> **EXERCISE BRIEF**
Quote all of the data that follows exactly as written, skipping the images.

> **ENTRIES SHOWN**

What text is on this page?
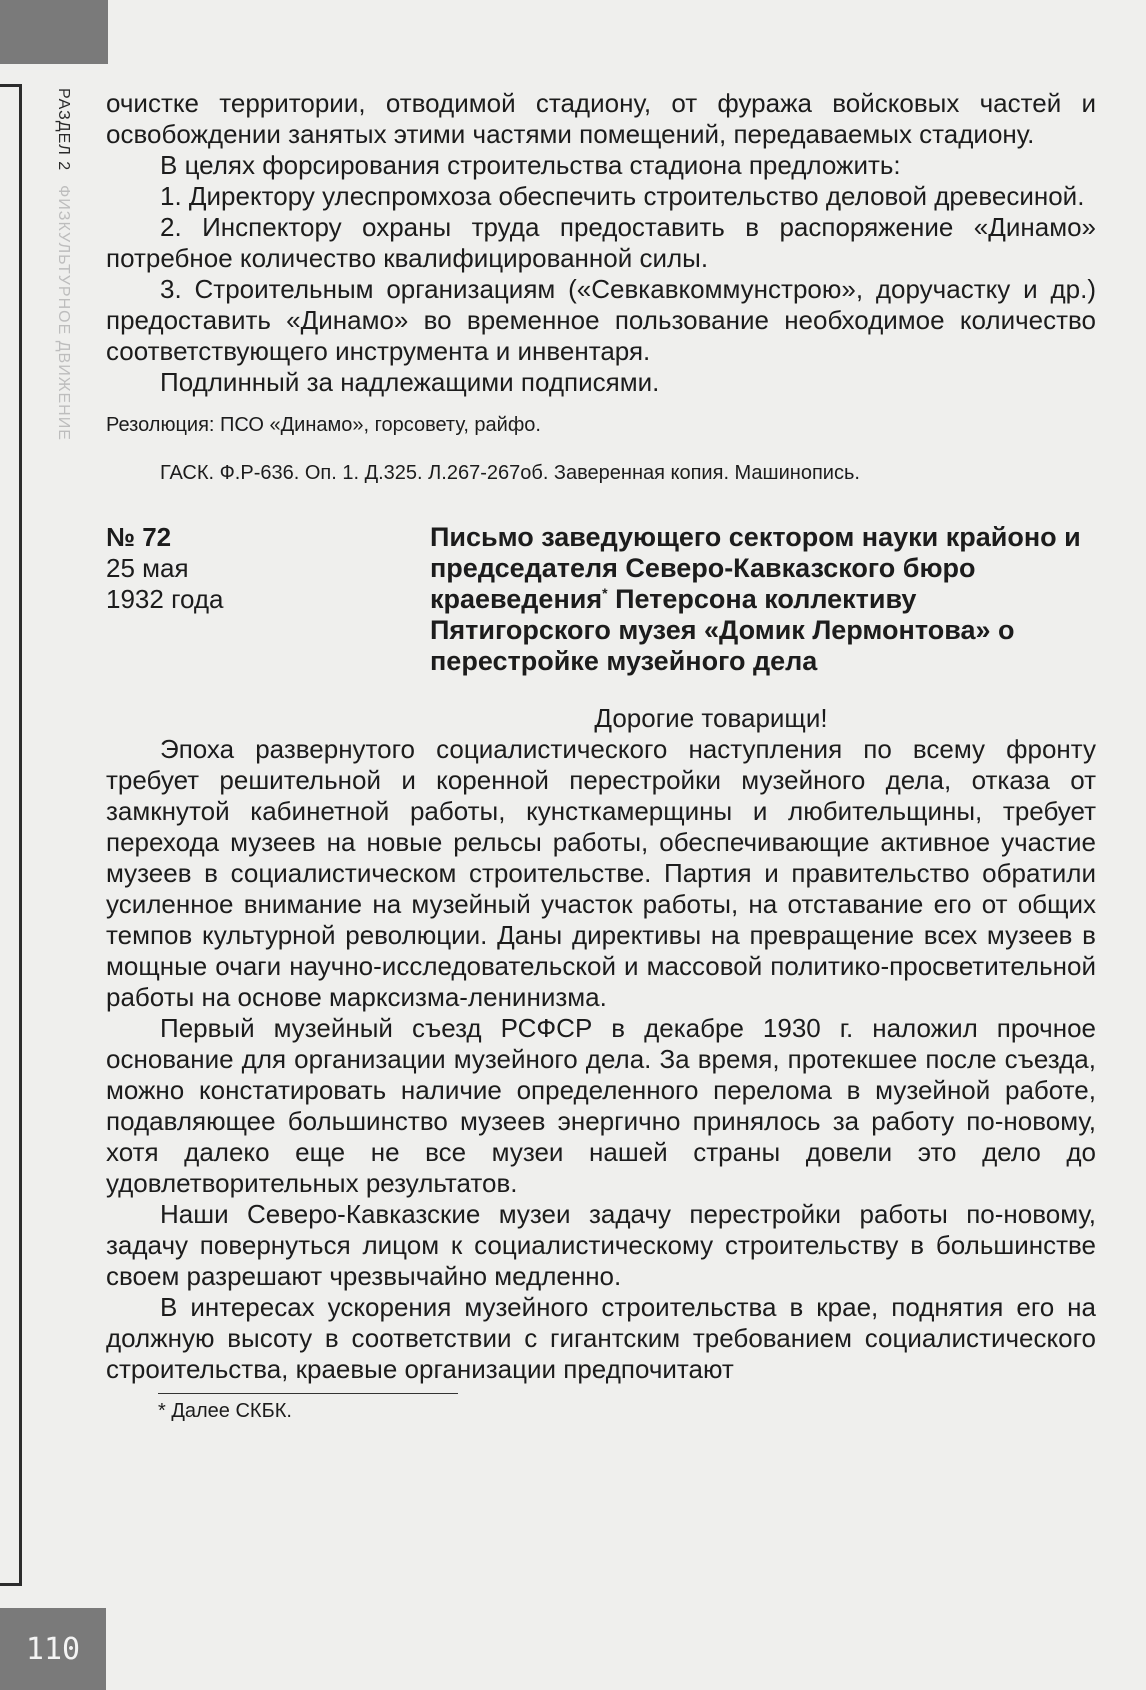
РАЗДЕЛ 2ФИЗКУЛЬТУРНОЕ ДВИЖЕНИЕ

очистке территории, отводимой стадиону, от фуража войсковых частей и освобождении занятых этими частями помещений, передаваемых стадиону.

В целях форсирования строительства стадиона предложить:

1. Директору улеспромхоза обеспечить строительство деловой древесиной.

2. Инспектору охраны труда предоставить в распоряжение «Динамо» потребное количество квалифицированной силы.

3. Строительным организациям («Севкавкоммунстрою», доручастку и др.) предоставить «Динамо» во временное пользование необходимое количество соответствующего инструмента и инвентаря.

Подлинный за надлежащими подписями.

Резолюция: ПСО «Динамо», горсовету, райфо.

ГАСК. Ф.Р-636. Оп. 1. Д.325. Л.267-267об. Заверенная копия. Машинопись.

№ 72
25 мая
1932 года
Письмо заведующего сектором науки крайоно и председателя Северо-Кавказского бюро краеведения* Петерсона коллективу Пятигорского музея «Домик Лермонтова» о перестройке музейного дела

Дорогие товарищи!

Эпоха развернутого социалистического наступления по всему фронту требует решительной и коренной перестройки музейного дела, отказа от замкнутой кабинетной работы, кунсткамерщины и любительщины, требует перехода музеев на новые рельсы работы, обеспечивающие активное участие музеев в социалистическом строительстве. Партия и правительство обратили усиленное внимание на музейный участок работы, на отставание его от общих темпов культурной революции. Даны директивы на превращение всех музеев в мощные очаги научно-исследовательской и массовой политико-просветительной работы на основе марксизма-ленинизма.

Первый музейный съезд РСФСР в декабре 1930 г. наложил прочное основание для организации музейного дела. За время, протекшее после съезда, можно констатировать наличие определенного перелома в музейной работе, подавляющее большинство музеев энергично принялось за работу по-новому, хотя далеко еще не все музеи нашей страны довели это дело до удовлетворительных результатов.

Наши Северо-Кавказские музеи задачу перестройки работы по-новому, задачу повернуться лицом к социалистическому строительству в большинстве своем разрешают чрезвычайно медленно.

В интересах ускорения музейного строительства в крае, поднятия его на должную высоту в соответствии с гигантским требованием социалистического строительства, краевые организации предпочитают

* Далее СКБК.

110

> **ANSWER TO THIS PROBLEM**
What text is on this page?
РАЗДЕЛ 2ФИЗКУЛЬТУРНОЕ ДВИЖЕНИЕ

очистке территории, отводимой стадиону, от фуража войсковых частей и освобождении занятых этими частями помещений, передаваемых стадиону.

В целях форсирования строительства стадиона предложить:

1. Директору улеспромхоза обеспечить строительство деловой древесиной.

2. Инспектору охраны труда предоставить в распоряжение «Динамо» потребное количество квалифицированной силы.

3. Строительным организациям («Севкавкоммунстрою», доручастку и др.) предоставить «Динамо» во временное пользование необходимое количество соответствующего инструмента и инвентаря.

Подлинный за надлежащими подписями.

Резолюция: ПСО «Динамо», горсовету, райфо.

ГАСК. Ф.Р-636. Оп. 1. Д.325. Л.267-267об. Заверенная копия. Машинопись.

№ 72
25 мая
1932 года
Письмо заведующего сектором науки крайоно и председателя Северо-Кавказского бюро краеведения* Петерсона коллективу Пятигорского музея «Домик Лермонтова» о перестройке музейного дела

Дорогие товарищи!

Эпоха развернутого социалистического наступления по всему фронту требует решительной и коренной перестройки музейного дела, отказа от замкнутой кабинетной работы, кунсткамерщины и любительщины, требует перехода музеев на новые рельсы работы, обеспечивающие активное участие музеев в социалистическом строительстве. Партия и правительство обратили усиленное внимание на музейный участок работы, на отставание его от общих темпов культурной революции. Даны директивы на превращение всех музеев в мощные очаги научно-исследовательской и массовой политико-просветительной работы на основе марксизма-ленинизма.

Первый музейный съезд РСФСР в декабре 1930 г. наложил прочное основание для организации музейного дела. За время, протекшее после съезда, можно констатировать наличие определенного перелома в музейной работе, подавляющее большинство музеев энергично принялось за работу по-новому, хотя далеко еще не все музеи нашей страны довели это дело до удовлетворительных результатов.

Наши Северо-Кавказские музеи задачу перестройки работы по-новому, задачу повернуться лицом к социалистическому строительству в большинстве своем разрешают чрезвычайно медленно.

В интересах ускорения музейного строительства в крае, поднятия его на должную высоту в соответствии с гигантским требованием социалистического строительства, краевые организации предпочитают

* Далее СКБК.

110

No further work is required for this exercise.